=== The task ===
Below are the records; locate each line with the word "title" and copy it.

=== Input records ===

□ □ □

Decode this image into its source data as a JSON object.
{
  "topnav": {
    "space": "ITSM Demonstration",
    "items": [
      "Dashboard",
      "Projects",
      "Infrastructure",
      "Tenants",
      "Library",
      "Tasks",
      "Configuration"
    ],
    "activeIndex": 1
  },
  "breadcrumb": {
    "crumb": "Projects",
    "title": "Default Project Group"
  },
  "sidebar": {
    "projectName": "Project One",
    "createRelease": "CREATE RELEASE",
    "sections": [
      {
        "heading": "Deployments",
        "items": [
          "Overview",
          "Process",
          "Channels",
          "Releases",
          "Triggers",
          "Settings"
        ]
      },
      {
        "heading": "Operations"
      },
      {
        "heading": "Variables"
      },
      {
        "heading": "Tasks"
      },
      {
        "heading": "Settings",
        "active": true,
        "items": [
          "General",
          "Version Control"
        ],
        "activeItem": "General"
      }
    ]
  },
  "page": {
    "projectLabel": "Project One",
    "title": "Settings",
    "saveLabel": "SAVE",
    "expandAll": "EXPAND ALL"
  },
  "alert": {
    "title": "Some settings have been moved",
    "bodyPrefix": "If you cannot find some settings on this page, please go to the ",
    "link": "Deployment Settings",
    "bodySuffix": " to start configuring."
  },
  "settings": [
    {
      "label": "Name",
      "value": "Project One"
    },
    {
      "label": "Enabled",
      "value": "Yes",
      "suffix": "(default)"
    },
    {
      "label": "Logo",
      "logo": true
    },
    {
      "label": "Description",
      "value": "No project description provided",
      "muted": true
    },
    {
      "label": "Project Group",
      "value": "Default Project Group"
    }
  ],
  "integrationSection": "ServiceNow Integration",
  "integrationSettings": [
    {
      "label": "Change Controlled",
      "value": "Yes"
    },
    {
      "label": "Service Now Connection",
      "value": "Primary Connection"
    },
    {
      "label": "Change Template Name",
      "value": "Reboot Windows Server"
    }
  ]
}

□ □ □

=== Exercise result ===
    "title": "Default Project Group"
    "title": "Settings",
    "title": "Some settings have been moved",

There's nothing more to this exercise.